> **AIM OF THE EXERCISE**: Scan the listing below. Report each line that includes "Shaxsning".

> **LISTED RECORDS**:

>> BEGIN

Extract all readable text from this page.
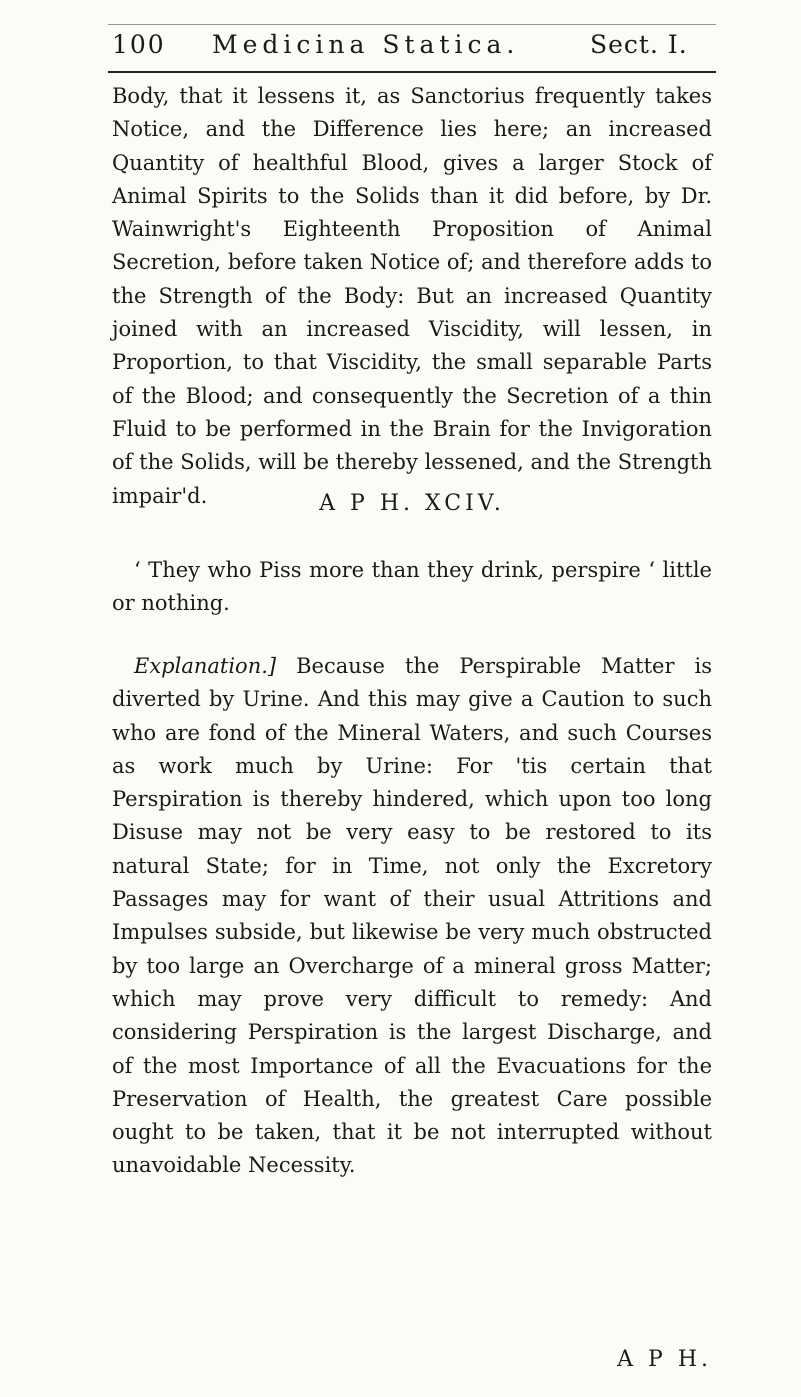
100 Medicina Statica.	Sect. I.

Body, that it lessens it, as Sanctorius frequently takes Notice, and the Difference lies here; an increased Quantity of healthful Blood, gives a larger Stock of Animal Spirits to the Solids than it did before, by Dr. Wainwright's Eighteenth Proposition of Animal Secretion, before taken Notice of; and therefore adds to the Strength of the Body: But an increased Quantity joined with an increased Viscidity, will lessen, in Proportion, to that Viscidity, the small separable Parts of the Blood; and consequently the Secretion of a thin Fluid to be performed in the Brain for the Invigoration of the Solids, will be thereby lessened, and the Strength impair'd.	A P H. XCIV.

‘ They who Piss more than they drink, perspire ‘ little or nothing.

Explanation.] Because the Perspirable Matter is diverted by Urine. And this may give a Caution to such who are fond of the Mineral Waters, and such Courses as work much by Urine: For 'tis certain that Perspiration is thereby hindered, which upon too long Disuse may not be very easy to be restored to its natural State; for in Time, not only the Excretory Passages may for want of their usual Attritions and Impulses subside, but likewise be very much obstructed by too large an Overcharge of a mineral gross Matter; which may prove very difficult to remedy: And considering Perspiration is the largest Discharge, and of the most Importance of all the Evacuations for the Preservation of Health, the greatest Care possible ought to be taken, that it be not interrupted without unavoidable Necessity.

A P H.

>> END
>> BEGIN

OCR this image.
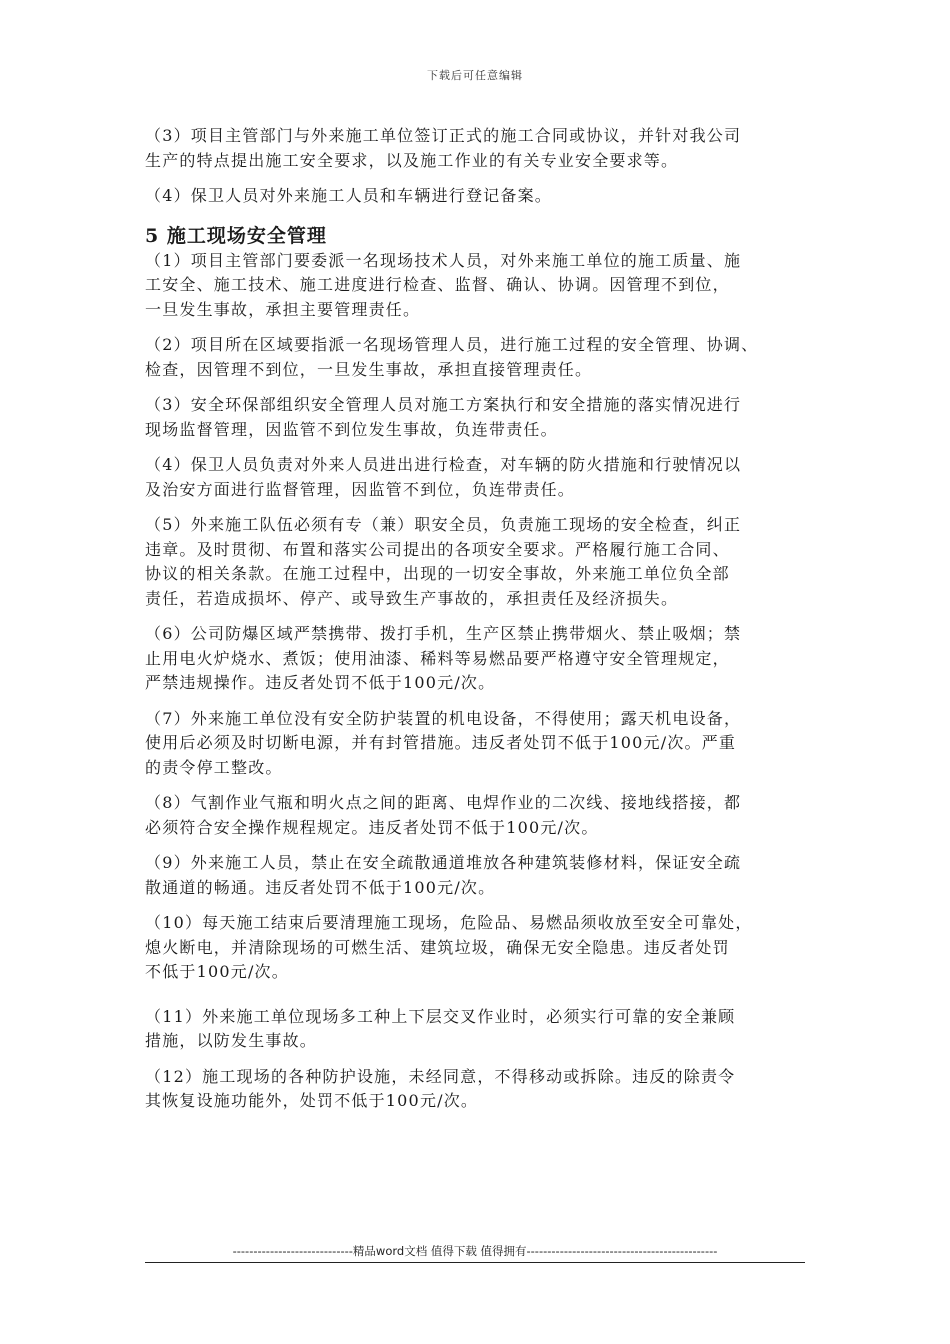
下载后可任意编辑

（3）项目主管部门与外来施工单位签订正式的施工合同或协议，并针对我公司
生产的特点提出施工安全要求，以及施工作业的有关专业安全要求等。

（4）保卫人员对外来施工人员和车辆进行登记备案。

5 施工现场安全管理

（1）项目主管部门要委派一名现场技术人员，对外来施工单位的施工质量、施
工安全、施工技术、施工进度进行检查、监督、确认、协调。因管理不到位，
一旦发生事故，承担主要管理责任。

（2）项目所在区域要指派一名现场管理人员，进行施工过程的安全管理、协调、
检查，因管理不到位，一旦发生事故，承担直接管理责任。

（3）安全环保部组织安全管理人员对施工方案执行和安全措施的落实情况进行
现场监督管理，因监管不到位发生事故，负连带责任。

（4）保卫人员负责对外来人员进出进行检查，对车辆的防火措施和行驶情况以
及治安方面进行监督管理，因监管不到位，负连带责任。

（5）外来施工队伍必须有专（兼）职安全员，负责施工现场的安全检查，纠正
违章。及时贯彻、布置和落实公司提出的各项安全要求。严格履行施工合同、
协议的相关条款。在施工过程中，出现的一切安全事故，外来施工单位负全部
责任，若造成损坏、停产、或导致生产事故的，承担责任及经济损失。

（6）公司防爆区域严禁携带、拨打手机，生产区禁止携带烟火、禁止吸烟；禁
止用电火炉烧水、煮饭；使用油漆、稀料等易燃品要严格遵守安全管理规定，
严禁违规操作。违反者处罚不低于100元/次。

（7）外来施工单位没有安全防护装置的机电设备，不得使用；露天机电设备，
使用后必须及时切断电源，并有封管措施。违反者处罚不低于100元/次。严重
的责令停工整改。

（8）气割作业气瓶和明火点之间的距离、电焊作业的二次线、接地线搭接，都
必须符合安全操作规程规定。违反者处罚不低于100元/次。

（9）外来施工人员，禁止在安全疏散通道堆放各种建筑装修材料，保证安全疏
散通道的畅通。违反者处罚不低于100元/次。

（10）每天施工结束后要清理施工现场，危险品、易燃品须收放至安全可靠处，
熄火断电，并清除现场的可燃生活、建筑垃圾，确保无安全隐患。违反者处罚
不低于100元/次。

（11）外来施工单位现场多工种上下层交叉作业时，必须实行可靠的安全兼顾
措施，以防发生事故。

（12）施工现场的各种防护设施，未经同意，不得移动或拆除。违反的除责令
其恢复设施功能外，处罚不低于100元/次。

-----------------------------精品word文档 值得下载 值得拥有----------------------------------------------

>> END
>> BEGIN

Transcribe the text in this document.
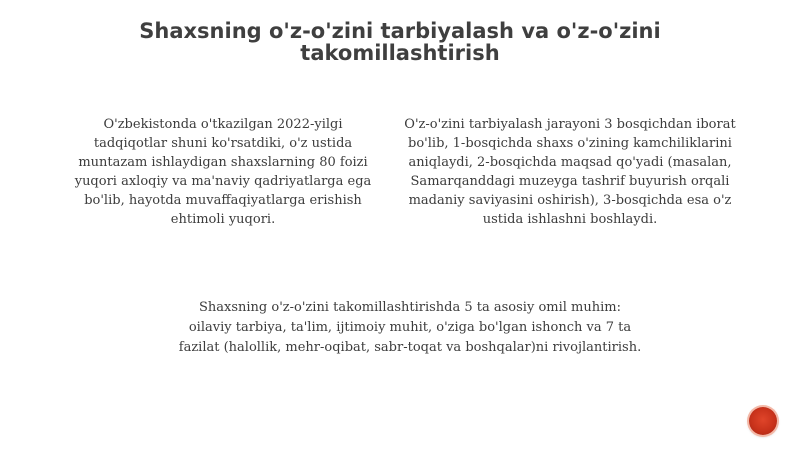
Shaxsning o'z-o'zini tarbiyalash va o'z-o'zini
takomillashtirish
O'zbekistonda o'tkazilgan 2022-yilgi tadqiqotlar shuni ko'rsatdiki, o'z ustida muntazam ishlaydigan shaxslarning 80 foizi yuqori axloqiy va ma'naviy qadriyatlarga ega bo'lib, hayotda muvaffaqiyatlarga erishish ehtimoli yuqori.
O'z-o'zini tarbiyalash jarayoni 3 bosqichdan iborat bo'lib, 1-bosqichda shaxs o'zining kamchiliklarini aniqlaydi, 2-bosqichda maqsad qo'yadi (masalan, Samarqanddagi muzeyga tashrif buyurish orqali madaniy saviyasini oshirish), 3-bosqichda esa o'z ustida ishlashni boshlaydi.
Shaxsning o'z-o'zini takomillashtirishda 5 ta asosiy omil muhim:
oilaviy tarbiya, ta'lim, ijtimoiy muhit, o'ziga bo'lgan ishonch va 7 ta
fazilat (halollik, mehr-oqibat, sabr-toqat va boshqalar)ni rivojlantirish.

>> END

> **EXERCISE ANSWER**:
Shaxsning o'z-o'zini tarbiyalash va o'z-o'zini
Shaxsning o'z-o'zini takomillashtirishda 5 ta asosiy omil muhim:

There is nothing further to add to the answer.